───── Extracted data
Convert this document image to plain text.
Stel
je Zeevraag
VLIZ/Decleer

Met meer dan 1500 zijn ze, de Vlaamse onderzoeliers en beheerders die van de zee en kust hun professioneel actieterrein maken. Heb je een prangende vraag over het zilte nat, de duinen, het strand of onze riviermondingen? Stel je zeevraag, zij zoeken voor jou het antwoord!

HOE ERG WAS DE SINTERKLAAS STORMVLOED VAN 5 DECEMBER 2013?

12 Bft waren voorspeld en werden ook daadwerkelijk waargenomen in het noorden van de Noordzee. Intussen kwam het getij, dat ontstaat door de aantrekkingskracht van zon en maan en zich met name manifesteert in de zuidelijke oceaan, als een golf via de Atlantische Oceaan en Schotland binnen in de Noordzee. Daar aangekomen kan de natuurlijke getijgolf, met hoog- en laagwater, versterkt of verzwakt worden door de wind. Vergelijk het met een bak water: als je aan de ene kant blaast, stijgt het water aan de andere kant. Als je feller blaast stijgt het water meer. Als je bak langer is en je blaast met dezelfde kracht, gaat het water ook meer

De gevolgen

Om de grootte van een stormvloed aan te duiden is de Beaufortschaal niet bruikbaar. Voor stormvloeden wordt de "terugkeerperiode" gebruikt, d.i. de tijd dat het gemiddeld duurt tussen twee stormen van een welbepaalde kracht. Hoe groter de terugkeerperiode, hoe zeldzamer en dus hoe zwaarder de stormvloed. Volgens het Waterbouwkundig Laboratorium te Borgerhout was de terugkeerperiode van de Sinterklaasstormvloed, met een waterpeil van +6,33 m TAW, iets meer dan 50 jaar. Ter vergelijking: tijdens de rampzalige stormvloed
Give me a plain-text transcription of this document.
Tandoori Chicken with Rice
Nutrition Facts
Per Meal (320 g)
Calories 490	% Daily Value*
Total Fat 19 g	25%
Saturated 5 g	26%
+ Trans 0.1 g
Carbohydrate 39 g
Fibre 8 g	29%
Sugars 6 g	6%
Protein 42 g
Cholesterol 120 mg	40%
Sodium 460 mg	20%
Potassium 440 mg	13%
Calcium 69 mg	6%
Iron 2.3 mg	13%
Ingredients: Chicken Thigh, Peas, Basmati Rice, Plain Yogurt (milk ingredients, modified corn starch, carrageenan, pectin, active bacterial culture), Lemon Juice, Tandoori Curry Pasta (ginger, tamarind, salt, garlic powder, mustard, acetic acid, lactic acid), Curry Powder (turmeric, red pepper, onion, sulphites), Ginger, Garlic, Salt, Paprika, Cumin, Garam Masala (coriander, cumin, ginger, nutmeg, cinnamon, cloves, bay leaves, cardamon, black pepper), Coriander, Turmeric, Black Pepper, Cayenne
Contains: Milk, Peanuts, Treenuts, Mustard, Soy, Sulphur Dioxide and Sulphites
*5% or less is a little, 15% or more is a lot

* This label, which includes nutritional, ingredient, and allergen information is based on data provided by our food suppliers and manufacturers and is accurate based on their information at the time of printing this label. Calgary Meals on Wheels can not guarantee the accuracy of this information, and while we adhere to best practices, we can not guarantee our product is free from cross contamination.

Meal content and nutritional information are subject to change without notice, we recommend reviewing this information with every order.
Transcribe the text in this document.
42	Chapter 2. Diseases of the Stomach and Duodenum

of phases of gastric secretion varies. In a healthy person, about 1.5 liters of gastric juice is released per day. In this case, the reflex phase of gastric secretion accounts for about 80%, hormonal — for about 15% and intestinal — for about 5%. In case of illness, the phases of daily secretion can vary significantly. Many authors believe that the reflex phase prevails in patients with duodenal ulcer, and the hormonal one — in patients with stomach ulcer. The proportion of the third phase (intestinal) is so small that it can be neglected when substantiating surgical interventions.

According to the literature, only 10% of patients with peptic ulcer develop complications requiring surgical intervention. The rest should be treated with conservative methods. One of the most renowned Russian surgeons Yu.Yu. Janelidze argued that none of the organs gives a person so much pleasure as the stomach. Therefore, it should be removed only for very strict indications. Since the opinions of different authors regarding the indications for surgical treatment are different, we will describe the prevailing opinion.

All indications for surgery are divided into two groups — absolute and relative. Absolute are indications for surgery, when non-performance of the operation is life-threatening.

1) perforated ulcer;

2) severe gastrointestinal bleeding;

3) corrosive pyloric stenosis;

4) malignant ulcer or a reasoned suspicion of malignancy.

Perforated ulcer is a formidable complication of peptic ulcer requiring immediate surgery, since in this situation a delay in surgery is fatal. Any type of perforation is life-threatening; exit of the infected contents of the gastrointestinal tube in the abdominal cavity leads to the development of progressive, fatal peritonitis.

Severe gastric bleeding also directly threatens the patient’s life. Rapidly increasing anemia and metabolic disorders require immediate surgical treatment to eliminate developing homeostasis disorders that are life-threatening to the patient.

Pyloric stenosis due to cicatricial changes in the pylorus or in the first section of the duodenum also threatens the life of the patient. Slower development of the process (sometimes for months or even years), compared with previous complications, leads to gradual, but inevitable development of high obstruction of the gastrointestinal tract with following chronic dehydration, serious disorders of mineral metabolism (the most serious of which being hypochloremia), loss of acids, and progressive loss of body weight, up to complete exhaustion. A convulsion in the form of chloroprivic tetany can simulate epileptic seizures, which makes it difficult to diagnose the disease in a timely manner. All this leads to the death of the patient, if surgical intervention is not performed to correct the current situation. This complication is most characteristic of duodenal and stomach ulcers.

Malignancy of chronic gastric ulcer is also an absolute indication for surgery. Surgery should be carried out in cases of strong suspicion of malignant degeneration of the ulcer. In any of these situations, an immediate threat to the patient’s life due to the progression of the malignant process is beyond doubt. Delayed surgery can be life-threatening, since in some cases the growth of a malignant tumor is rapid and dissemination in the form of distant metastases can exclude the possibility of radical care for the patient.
──────────
> _Assignment_
Which lines in the records contain the word "that"? Copy each one.

> _Problem solution_
of phases of gastric secretion varies. In a healthy person, about 1.5 liters of gastric juice is released per day. In this case, the reflex phase of gastric secretion accounts for about 80%, hormonal — for about 15% and intestinal — for about 5%. In case of illness, the phases of daily secretion can vary significantly. Many authors believe that the reflex phase prevails in patients with duodenal ulcer, and the hormonal one — in patients with stomach ulcer. The proportion of the third phase (intestinal) is so small that it can be neglected when substantiating surgical interventions.
According to the literature, only 10% of patients with peptic ulcer develop complications requiring surgical intervention. The rest should be treated with conservative methods. One of the most renowned Russian surgeons Yu.Yu. Janelidze argued that none of the organs gives a person so much pleasure as the stomach. Therefore, it should be removed only for very strict indications. Since the opinions of different authors regarding the indications for surgical treatment are different, we will describe the prevailing opinion.
Severe gastric bleeding also directly threatens the patient’s life. Rapidly increasing anemia and metabolic disorders require immediate surgical treatment to eliminate developing homeostasis disorders that are life-threatening to the patient.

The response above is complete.